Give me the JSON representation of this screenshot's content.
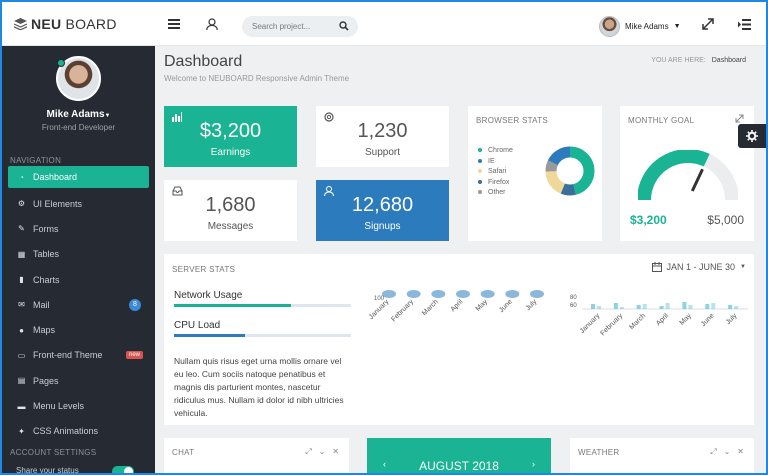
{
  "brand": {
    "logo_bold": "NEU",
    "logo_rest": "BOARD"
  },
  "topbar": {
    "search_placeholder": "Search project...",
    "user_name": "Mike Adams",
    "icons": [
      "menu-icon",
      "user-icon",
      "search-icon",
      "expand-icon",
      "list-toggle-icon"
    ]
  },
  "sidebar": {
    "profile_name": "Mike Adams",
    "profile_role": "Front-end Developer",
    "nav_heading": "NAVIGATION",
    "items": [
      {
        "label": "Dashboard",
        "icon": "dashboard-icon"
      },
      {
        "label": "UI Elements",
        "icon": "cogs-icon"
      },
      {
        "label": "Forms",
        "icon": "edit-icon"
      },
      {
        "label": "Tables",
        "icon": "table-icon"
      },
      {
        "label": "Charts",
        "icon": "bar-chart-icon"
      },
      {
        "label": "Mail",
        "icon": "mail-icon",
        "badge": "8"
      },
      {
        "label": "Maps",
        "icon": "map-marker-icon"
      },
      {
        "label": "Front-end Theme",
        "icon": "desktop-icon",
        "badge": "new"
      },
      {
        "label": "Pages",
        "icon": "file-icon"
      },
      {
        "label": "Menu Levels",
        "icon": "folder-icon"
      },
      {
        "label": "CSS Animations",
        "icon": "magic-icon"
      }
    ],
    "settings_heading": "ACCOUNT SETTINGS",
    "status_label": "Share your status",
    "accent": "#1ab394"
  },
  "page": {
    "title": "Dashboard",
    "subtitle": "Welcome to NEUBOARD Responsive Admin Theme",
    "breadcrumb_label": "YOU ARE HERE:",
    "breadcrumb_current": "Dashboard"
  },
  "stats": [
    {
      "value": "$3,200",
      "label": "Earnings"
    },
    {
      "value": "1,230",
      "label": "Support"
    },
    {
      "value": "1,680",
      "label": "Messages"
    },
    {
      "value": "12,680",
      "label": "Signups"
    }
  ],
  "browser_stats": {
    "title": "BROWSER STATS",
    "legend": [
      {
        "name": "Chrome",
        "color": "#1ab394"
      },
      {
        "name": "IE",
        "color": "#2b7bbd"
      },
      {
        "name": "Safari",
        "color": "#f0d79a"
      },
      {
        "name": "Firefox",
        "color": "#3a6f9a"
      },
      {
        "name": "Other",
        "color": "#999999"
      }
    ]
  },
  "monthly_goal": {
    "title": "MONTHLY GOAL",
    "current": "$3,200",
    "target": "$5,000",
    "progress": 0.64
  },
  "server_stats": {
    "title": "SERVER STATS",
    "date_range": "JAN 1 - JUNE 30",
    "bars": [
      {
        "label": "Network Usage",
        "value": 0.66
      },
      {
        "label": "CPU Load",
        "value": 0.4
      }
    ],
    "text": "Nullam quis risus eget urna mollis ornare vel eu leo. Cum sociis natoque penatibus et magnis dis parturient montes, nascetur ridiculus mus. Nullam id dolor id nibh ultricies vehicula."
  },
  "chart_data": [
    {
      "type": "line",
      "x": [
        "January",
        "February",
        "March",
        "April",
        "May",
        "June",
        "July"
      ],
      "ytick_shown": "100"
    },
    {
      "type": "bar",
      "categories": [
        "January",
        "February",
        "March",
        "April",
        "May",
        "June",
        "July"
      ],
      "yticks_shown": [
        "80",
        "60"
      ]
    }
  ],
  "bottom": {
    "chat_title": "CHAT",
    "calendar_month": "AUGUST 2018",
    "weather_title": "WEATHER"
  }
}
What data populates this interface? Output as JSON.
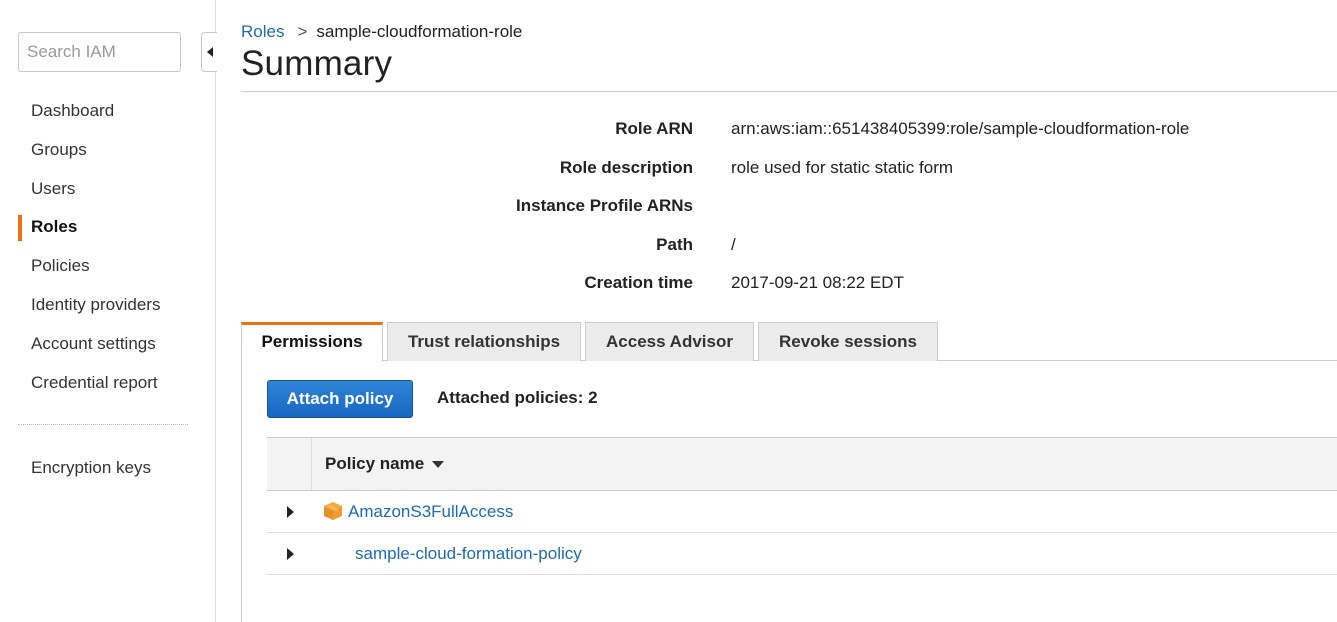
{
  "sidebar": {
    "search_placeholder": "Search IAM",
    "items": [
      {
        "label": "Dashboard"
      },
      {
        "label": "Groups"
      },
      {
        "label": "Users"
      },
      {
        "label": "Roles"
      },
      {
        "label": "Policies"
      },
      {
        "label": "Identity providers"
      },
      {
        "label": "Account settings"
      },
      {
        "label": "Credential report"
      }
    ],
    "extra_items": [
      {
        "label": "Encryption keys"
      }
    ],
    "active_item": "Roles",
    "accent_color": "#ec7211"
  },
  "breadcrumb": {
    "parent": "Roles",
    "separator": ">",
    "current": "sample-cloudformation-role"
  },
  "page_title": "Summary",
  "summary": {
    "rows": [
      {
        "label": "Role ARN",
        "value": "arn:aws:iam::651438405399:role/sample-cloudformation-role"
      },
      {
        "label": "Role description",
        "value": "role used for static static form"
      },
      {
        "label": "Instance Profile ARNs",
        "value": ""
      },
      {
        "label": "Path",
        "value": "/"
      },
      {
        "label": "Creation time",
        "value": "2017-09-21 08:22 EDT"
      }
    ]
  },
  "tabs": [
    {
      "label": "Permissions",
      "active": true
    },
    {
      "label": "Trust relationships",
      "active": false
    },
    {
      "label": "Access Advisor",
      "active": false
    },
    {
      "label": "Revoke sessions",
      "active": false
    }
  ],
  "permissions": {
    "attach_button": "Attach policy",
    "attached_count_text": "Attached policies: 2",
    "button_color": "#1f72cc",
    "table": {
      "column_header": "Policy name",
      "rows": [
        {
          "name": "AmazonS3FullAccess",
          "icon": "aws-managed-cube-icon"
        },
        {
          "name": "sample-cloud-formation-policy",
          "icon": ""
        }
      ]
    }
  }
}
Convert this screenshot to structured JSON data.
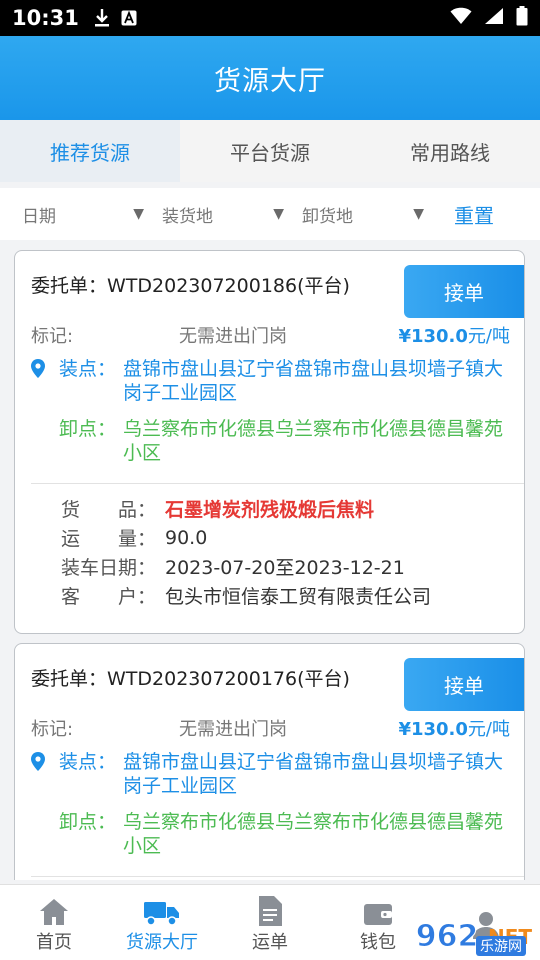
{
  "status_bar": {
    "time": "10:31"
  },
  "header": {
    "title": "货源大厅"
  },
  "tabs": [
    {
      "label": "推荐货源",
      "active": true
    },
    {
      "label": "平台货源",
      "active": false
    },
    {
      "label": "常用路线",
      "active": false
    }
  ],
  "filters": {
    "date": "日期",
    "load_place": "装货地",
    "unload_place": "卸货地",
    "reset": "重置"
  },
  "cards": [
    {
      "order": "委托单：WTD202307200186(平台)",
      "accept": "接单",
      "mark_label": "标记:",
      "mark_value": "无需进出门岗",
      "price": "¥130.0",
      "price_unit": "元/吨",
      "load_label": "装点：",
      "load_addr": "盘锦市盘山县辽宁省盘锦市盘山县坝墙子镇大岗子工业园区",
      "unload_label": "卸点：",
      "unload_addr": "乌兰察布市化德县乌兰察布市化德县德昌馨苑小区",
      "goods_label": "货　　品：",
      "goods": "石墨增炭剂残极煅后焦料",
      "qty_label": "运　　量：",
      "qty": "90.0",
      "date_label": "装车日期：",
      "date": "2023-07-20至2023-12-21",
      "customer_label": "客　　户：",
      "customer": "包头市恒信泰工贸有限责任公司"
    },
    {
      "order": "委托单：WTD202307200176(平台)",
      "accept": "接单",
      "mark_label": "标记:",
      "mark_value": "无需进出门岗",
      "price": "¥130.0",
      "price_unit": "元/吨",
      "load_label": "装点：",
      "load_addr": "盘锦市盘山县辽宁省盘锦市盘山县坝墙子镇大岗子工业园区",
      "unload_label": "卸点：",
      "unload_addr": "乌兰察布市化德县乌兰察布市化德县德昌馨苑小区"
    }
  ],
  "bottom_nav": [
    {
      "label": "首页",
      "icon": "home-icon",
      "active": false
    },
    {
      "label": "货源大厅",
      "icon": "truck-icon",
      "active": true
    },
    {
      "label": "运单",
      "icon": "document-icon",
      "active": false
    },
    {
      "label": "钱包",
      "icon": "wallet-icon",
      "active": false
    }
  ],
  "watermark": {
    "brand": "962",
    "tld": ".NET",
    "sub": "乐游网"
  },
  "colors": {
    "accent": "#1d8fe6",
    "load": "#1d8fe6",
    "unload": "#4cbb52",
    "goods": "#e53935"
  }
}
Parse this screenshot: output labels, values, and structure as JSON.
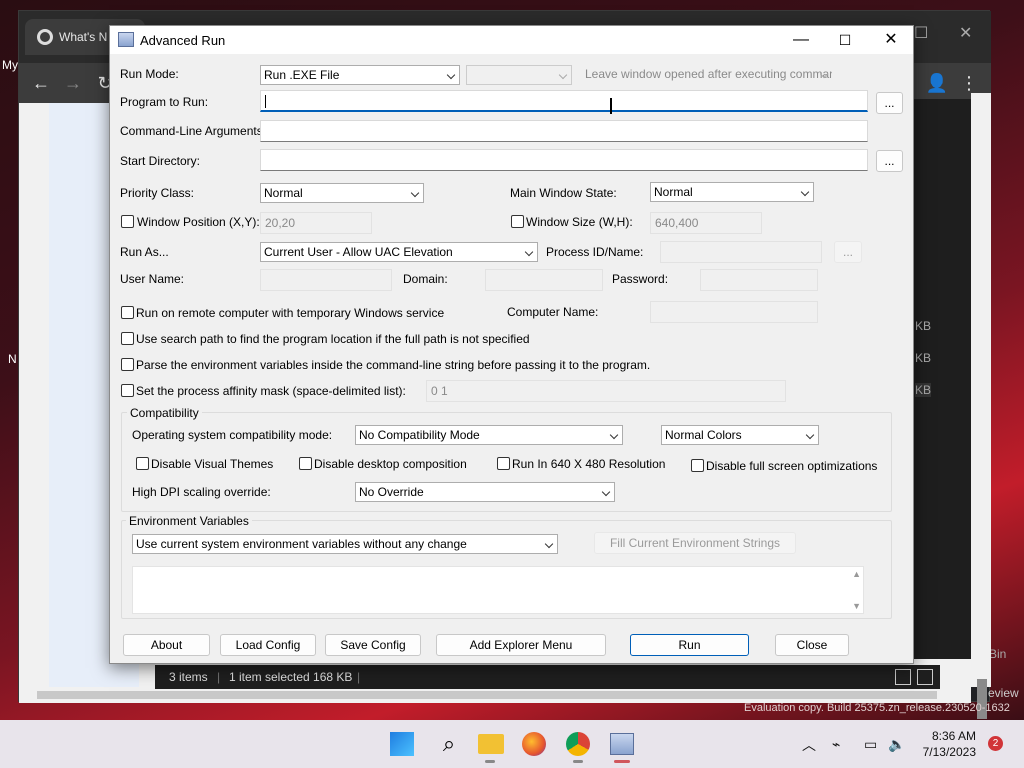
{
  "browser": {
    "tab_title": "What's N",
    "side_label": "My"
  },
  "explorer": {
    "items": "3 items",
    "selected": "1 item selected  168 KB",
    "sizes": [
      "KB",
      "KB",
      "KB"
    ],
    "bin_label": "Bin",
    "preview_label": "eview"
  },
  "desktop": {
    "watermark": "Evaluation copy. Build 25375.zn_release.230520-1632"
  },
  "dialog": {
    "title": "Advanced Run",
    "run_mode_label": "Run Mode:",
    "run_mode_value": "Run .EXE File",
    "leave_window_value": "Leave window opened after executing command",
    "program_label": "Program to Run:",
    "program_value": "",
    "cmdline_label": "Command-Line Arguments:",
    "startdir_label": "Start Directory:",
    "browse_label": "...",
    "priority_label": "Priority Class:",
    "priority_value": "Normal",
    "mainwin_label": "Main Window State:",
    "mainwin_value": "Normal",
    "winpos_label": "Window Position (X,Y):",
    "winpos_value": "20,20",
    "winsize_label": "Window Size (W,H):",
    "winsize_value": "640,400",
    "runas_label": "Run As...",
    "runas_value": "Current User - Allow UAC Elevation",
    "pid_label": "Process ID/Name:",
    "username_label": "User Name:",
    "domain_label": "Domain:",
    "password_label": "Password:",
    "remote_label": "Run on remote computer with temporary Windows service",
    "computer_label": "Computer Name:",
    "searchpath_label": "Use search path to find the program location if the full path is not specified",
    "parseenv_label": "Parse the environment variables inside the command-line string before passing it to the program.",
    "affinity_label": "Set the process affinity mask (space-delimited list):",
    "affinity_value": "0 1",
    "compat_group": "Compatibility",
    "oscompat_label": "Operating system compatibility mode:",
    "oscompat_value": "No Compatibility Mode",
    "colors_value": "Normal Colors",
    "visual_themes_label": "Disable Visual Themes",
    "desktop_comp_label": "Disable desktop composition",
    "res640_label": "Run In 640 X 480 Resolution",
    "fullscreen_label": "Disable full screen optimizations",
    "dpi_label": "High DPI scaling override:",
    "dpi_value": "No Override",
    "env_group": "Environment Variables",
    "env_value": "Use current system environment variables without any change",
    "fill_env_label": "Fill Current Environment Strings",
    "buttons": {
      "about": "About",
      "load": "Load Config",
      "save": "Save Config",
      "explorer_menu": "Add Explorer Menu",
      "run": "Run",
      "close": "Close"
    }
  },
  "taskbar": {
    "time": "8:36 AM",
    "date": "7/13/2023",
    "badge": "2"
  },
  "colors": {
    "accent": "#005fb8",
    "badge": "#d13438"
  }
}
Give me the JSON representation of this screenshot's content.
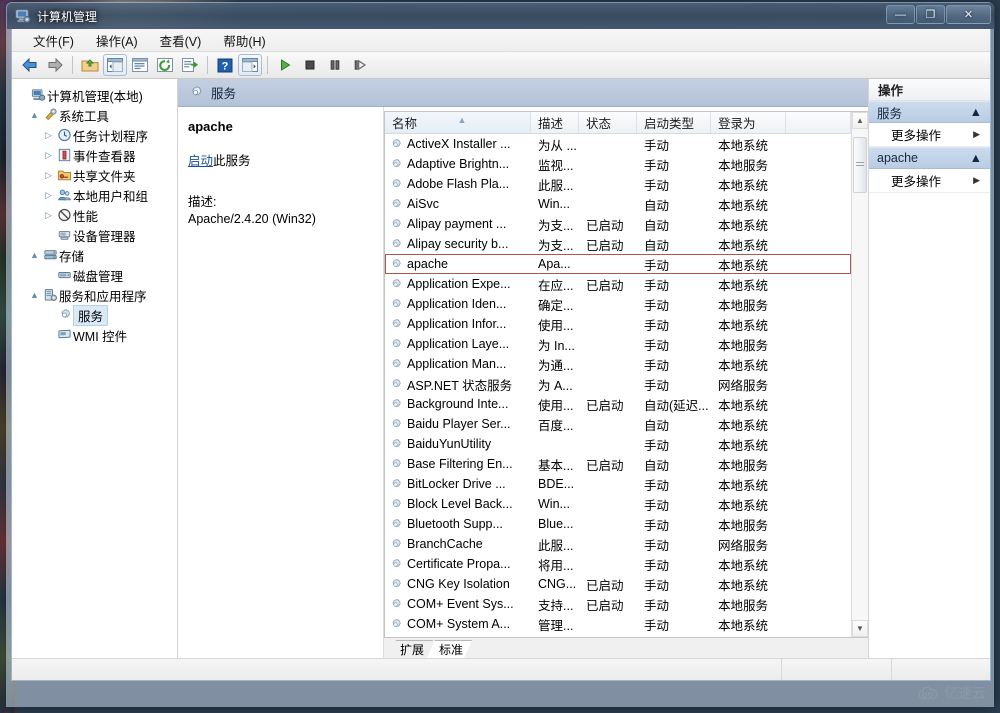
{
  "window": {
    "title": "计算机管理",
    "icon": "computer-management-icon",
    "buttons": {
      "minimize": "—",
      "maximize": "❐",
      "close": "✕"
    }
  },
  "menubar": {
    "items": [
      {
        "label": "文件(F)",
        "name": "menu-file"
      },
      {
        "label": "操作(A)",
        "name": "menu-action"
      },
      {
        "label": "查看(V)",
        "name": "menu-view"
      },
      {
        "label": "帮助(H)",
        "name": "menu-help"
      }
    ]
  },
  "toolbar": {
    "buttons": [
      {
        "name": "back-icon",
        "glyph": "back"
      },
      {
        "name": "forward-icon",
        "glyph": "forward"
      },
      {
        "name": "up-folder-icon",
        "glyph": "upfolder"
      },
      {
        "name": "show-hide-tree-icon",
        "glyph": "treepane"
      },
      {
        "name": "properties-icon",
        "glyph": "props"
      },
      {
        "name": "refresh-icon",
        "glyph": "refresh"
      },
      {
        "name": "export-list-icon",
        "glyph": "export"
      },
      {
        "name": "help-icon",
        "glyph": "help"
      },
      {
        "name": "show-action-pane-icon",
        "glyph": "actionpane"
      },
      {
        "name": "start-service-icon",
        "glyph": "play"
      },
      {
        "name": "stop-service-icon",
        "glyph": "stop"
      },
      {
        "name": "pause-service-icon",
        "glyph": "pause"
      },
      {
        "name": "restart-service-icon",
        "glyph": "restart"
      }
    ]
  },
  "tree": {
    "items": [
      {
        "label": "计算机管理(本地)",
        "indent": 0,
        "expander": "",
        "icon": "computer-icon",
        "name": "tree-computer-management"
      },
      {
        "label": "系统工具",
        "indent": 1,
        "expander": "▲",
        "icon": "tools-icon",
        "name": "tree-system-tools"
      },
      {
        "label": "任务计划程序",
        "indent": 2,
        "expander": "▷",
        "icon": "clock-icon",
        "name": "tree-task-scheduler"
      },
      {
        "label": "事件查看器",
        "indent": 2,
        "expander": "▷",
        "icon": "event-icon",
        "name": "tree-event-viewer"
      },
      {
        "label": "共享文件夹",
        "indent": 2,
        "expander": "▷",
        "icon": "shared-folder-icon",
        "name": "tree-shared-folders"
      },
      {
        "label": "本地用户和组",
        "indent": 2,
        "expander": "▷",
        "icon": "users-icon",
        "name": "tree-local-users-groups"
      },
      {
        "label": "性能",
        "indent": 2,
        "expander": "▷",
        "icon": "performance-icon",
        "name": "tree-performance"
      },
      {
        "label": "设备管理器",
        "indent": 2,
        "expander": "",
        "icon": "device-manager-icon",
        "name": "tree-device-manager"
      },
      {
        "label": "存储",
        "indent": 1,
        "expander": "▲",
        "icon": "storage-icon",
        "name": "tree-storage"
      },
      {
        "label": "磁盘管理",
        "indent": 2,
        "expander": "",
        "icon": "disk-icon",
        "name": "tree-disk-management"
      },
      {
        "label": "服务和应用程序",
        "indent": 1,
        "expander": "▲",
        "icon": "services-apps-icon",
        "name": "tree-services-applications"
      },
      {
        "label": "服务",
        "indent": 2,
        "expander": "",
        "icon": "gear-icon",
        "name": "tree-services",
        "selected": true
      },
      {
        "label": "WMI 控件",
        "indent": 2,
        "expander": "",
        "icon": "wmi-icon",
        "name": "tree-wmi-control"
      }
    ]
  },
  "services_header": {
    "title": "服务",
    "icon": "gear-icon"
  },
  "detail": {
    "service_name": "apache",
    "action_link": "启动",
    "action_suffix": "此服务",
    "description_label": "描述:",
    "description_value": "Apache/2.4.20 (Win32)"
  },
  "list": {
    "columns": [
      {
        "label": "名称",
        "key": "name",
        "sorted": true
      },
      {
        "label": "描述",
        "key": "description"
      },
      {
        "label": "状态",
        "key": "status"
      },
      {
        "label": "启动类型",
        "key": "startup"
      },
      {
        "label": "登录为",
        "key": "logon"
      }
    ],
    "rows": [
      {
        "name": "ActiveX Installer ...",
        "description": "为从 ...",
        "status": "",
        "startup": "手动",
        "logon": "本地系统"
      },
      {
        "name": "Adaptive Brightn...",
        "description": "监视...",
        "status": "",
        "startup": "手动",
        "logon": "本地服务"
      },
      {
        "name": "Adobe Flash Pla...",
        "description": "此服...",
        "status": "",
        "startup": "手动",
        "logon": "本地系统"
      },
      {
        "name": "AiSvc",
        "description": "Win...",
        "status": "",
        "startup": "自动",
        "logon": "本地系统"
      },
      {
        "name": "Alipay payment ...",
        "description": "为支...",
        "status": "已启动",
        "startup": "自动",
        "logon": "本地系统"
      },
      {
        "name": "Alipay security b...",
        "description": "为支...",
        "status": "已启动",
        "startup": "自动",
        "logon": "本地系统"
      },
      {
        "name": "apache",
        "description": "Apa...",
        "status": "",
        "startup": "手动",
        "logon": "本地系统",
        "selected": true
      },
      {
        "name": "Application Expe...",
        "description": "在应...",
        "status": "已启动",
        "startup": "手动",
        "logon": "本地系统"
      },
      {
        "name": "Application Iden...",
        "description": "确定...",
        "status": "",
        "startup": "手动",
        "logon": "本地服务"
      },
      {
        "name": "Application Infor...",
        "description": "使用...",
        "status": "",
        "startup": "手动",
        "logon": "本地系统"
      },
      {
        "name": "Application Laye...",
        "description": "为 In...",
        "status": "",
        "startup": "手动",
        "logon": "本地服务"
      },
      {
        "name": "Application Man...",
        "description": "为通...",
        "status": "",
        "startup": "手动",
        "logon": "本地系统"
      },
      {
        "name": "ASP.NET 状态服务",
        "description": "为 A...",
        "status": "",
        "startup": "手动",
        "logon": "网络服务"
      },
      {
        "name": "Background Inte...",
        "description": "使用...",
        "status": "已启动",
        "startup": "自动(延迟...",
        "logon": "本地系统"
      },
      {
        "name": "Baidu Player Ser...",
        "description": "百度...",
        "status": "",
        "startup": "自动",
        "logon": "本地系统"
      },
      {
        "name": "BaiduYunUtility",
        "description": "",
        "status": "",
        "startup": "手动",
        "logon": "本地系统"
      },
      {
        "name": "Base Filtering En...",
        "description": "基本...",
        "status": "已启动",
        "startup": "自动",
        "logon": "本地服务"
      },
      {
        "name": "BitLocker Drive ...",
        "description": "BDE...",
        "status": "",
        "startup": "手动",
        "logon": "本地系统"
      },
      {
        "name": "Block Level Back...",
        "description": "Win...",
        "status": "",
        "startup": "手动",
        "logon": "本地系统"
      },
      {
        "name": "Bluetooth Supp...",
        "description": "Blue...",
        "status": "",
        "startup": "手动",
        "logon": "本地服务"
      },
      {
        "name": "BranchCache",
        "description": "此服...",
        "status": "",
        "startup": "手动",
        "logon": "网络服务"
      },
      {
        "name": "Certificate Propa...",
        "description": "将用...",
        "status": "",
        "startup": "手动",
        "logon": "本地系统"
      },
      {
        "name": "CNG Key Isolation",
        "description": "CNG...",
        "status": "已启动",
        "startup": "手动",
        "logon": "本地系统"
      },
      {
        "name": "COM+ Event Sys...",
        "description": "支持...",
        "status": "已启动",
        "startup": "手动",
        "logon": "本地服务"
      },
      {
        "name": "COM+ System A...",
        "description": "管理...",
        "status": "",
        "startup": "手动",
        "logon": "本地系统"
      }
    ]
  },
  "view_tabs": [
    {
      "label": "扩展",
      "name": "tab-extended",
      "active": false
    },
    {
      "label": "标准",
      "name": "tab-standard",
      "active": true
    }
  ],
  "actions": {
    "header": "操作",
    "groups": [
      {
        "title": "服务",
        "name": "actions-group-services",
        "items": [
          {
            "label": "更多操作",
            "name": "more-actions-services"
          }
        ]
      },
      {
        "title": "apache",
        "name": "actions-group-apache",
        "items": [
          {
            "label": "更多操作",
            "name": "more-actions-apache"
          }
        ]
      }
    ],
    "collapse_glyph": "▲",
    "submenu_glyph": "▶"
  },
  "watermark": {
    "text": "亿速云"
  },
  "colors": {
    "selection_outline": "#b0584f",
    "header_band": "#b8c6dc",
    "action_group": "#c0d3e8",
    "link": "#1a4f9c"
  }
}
= = = =
WHAT THE TASK ASKS – Wherever the word "sample" occurs in a line of the listing, copy that line.

TASK RESPONSE –
    "current": "sample-cloudformation-role"
        "value": "arn:aws:iam::651438405399:role/sample-cloudformation-role"
          "name": "sample-cloud-formation-policy",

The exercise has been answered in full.